Reproduce every line of the listing as written, apart from the pictures.

Extracted records
◇ ◇ ◇ ◇ ◇

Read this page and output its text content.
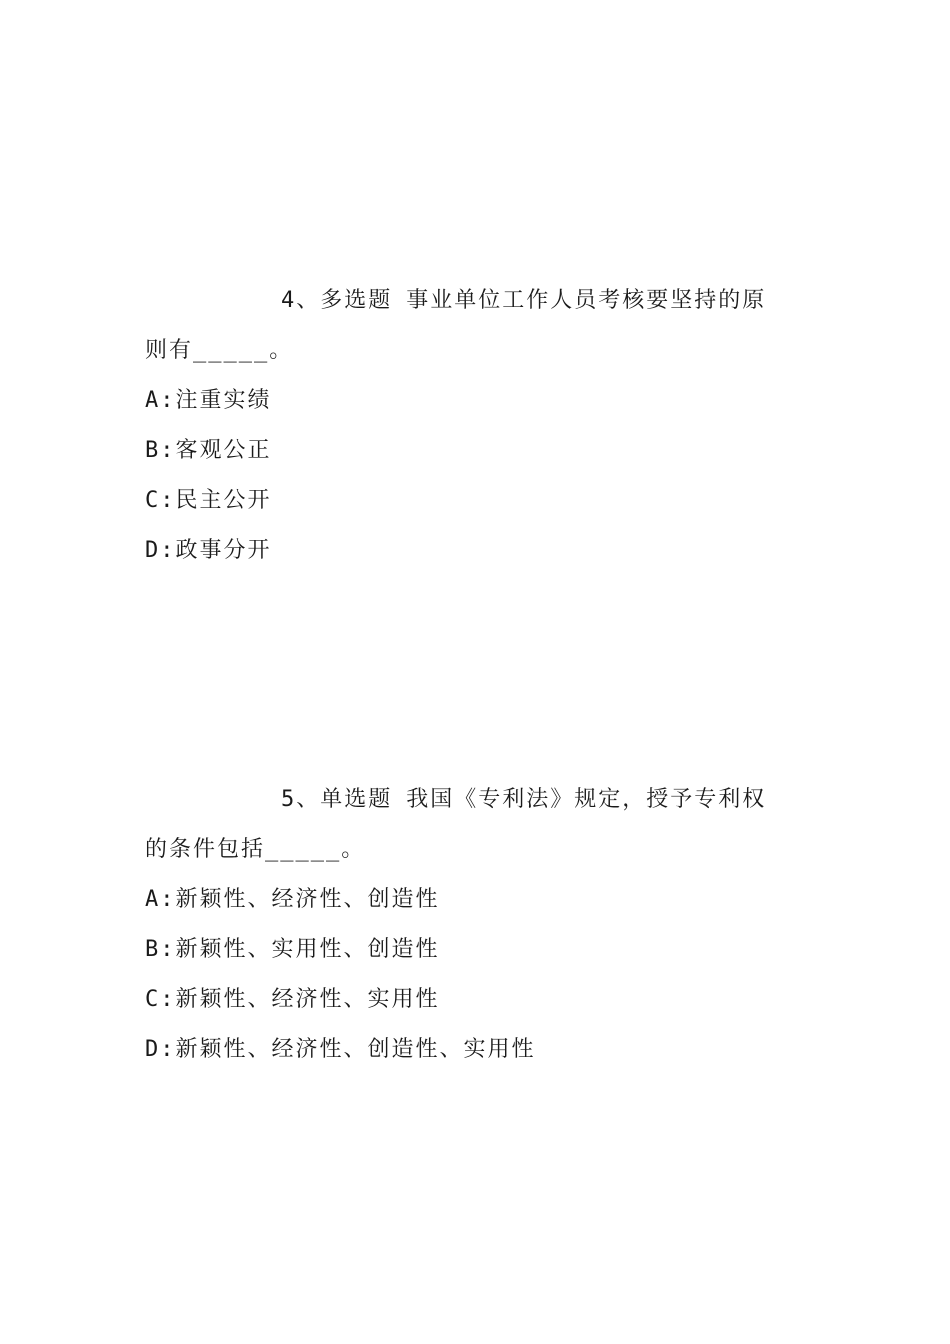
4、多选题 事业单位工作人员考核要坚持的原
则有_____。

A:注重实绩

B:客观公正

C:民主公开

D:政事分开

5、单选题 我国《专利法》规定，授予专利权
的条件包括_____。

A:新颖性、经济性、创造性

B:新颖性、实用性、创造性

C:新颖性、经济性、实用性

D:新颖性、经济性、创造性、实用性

◇ ◇ ◇ ◇ ◇

■ **Written answer**
Read this page and output its text content.
4、多选题 事业单位工作人员考核要坚持的原
则有_____。

A:注重实绩

B:客观公正

C:民主公开

D:政事分开

5、单选题 我国《专利法》规定，授予专利权
的条件包括_____。

A:新颖性、经济性、创造性

B:新颖性、实用性、创造性

C:新颖性、经济性、实用性

D:新颖性、经济性、创造性、实用性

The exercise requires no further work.